►

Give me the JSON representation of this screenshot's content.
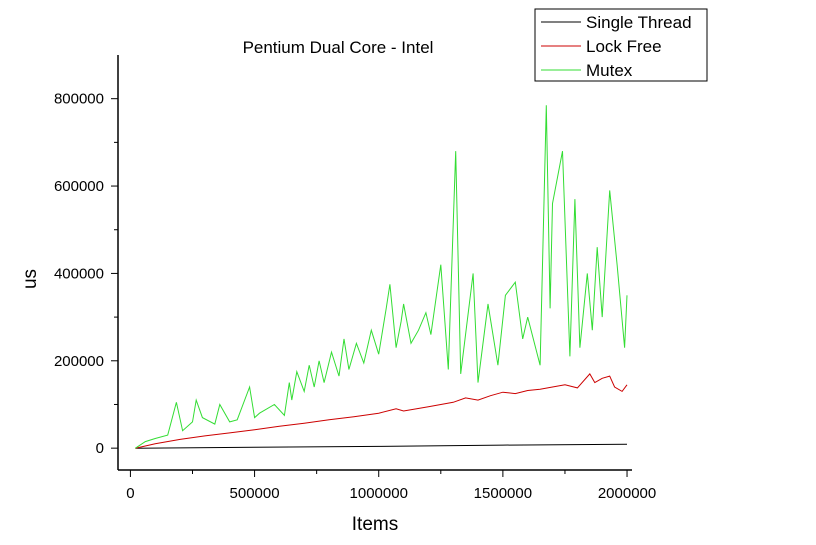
{
  "chart_data": {
    "type": "line",
    "title": "Pentium Dual Core - Intel",
    "xlabel": "Items",
    "ylabel": "us",
    "xlim": [
      -50000,
      2020000
    ],
    "ylim": [
      -50000,
      900000
    ],
    "xticks": [
      0,
      500000,
      1000000,
      1500000,
      2000000
    ],
    "xtick_labels": [
      "0",
      "500000",
      "1000000",
      "1500000",
      "2000000"
    ],
    "yticks": [
      0,
      200000,
      400000,
      600000,
      800000
    ],
    "ytick_labels": [
      "0",
      "200000",
      "400000",
      "600000",
      "800000"
    ],
    "legend_position": "top-right",
    "grid": false,
    "series": [
      {
        "name": "Single Thread",
        "color": "#000000",
        "x": [
          20000,
          500000,
          1000000,
          1500000,
          2000000
        ],
        "y": [
          0,
          2000,
          4000,
          7000,
          9000
        ]
      },
      {
        "name": "Lock Free",
        "color": "#cc0000",
        "x": [
          20000,
          100000,
          200000,
          300000,
          400000,
          500000,
          600000,
          700000,
          800000,
          900000,
          1000000,
          1070000,
          1100000,
          1200000,
          1300000,
          1350000,
          1400000,
          1450000,
          1500000,
          1550000,
          1600000,
          1650000,
          1700000,
          1750000,
          1800000,
          1850000,
          1870000,
          1900000,
          1930000,
          1950000,
          1980000,
          2000000
        ],
        "y": [
          0,
          10000,
          20000,
          28000,
          35000,
          42000,
          50000,
          57000,
          65000,
          72000,
          80000,
          90000,
          85000,
          95000,
          105000,
          115000,
          110000,
          120000,
          128000,
          125000,
          132000,
          135000,
          140000,
          145000,
          138000,
          170000,
          150000,
          160000,
          165000,
          140000,
          130000,
          145000
        ]
      },
      {
        "name": "Mutex",
        "color": "#33dd33",
        "x": [
          20000,
          60000,
          100000,
          150000,
          185000,
          210000,
          250000,
          265000,
          290000,
          340000,
          360000,
          400000,
          430000,
          480000,
          500000,
          520000,
          580000,
          620000,
          640000,
          650000,
          670000,
          700000,
          720000,
          740000,
          760000,
          780000,
          810000,
          840000,
          860000,
          880000,
          910000,
          940000,
          970000,
          1000000,
          1030000,
          1045000,
          1070000,
          1090000,
          1100000,
          1130000,
          1160000,
          1190000,
          1210000,
          1250000,
          1280000,
          1310000,
          1330000,
          1380000,
          1400000,
          1440000,
          1480000,
          1510000,
          1550000,
          1580000,
          1600000,
          1650000,
          1675000,
          1690000,
          1700000,
          1740000,
          1770000,
          1790000,
          1810000,
          1840000,
          1860000,
          1880000,
          1900000,
          1930000,
          1960000,
          1990000,
          2000000
        ],
        "y": [
          0,
          15000,
          22000,
          30000,
          105000,
          40000,
          60000,
          110000,
          70000,
          55000,
          100000,
          60000,
          65000,
          140000,
          70000,
          80000,
          100000,
          75000,
          150000,
          110000,
          175000,
          130000,
          190000,
          140000,
          200000,
          150000,
          220000,
          165000,
          250000,
          180000,
          240000,
          195000,
          270000,
          215000,
          320000,
          375000,
          230000,
          290000,
          330000,
          240000,
          270000,
          310000,
          260000,
          420000,
          180000,
          680000,
          170000,
          400000,
          150000,
          330000,
          190000,
          350000,
          380000,
          250000,
          300000,
          190000,
          785000,
          320000,
          560000,
          680000,
          210000,
          570000,
          230000,
          400000,
          270000,
          460000,
          300000,
          590000,
          420000,
          230000,
          350000
        ]
      }
    ]
  }
}
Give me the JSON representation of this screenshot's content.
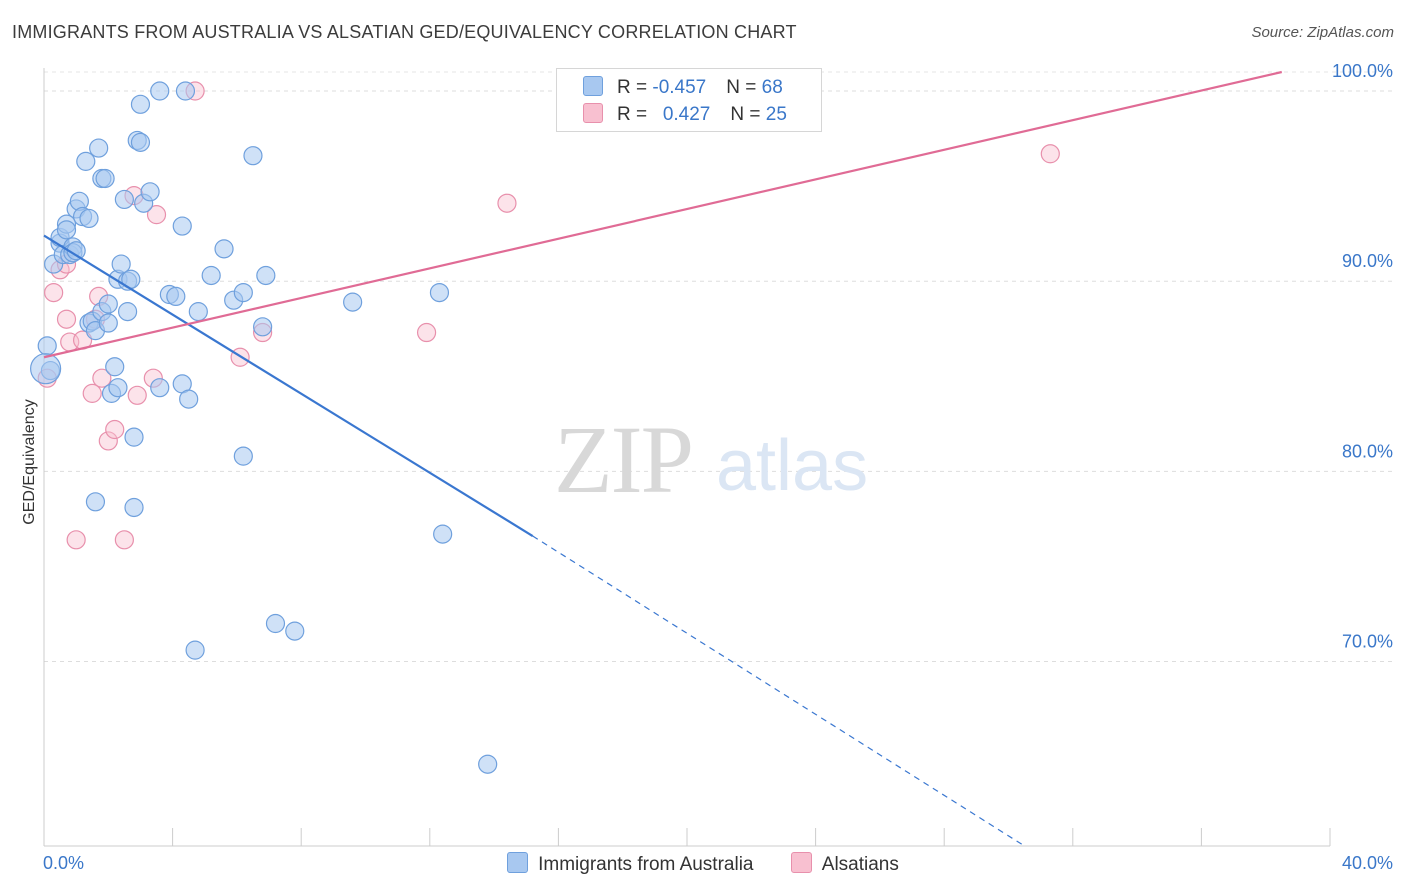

◄

**What the task requires**
Restate every record exactly, please; do not copy the pictures.

**Task output**
Give me the JSON representation of this screenshot's content.
{
  "chart_data": {
    "type": "line",
    "title": "Pentium Dual Core - Intel",
    "xlabel": "Items",
    "ylabel": "us",
    "xlim": [
      -50000,
      2020000
    ],
    "ylim": [
      -50000,
      900000
    ],
    "xticks": [
      0,
      500000,
      1000000,
      1500000,
      2000000
    ],
    "xtick_labels": [
      "0",
      "500000",
      "1000000",
      "1500000",
      "2000000"
    ],
    "yticks": [
      0,
      200000,
      400000,
      600000,
      800000
    ],
    "ytick_labels": [
      "0",
      "200000",
      "400000",
      "600000",
      "800000"
    ],
    "legend_position": "top-right",
    "grid": false,
    "series": [
      {
        "name": "Single Thread",
        "color": "#000000",
        "x": [
          20000,
          500000,
          1000000,
          1500000,
          2000000
        ],
        "y": [
          0,
          2000,
          4000,
          7000,
          9000
        ]
      },
      {
        "name": "Lock Free",
        "color": "#cc0000",
        "x": [
          20000,
          100000,
          200000,
          300000,
          400000,
          500000,
          600000,
          700000,
          800000,
          900000,
          1000000,
          1070000,
          1100000,
          1200000,
          1300000,
          1350000,
          1400000,
          1450000,
          1500000,
          1550000,
          1600000,
          1650000,
          1700000,
          1750000,
          1800000,
          1850000,
          1870000,
          1900000,
          1930000,
          1950000,
          1980000,
          2000000
        ],
        "y": [
          0,
          10000,
          20000,
          28000,
          35000,
          42000,
          50000,
          57000,
          65000,
          72000,
          80000,
          90000,
          85000,
          95000,
          105000,
          115000,
          110000,
          120000,
          128000,
          125000,
          132000,
          135000,
          140000,
          145000,
          138000,
          170000,
          150000,
          160000,
          165000,
          140000,
          130000,
          145000
        ]
      },
      {
        "name": "Mutex",
        "color": "#33dd33",
        "x": [
          20000,
          60000,
          100000,
          150000,
          185000,
          210000,
          250000,
          265000,
          290000,
          340000,
          360000,
          400000,
          430000,
          480000,
          500000,
          520000,
          580000,
          620000,
          640000,
          650000,
          670000,
          700000,
          720000,
          740000,
          760000,
          780000,
          810000,
          840000,
          860000,
          880000,
          910000,
          940000,
          970000,
          1000000,
          1030000,
          1045000,
          1070000,
          1090000,
          1100000,
          1130000,
          1160000,
          1190000,
          1210000,
          1250000,
          1280000,
          1310000,
          1330000,
          1380000,
          1400000,
          1440000,
          1480000,
          1510000,
          1550000,
          1580000,
          1600000,
          1650000,
          1675000,
          1690000,
          1700000,
          1740000,
          1770000,
          1790000,
          1810000,
          1840000,
          1860000,
          1880000,
          1900000,
          1930000,
          1960000,
          1990000,
          2000000
        ],
        "y": [
          0,
          15000,
          22000,
          30000,
          105000,
          40000,
          60000,
          110000,
          70000,
          55000,
          100000,
          60000,
          65000,
          140000,
          70000,
          80000,
          100000,
          75000,
          150000,
          110000,
          175000,
          130000,
          190000,
          140000,
          200000,
          150000,
          220000,
          165000,
          250000,
          180000,
          240000,
          195000,
          270000,
          215000,
          320000,
          375000,
          230000,
          290000,
          330000,
          240000,
          270000,
          310000,
          260000,
          420000,
          180000,
          680000,
          170000,
          400000,
          150000,
          330000,
          190000,
          350000,
          380000,
          250000,
          300000,
          190000,
          785000,
          320000,
          560000,
          680000,
          210000,
          570000,
          230000,
          400000,
          270000,
          460000,
          300000,
          590000,
          420000,
          230000,
          350000
        ]
      }
    ]
  }
}
Give me the JSON representation of this screenshot's content.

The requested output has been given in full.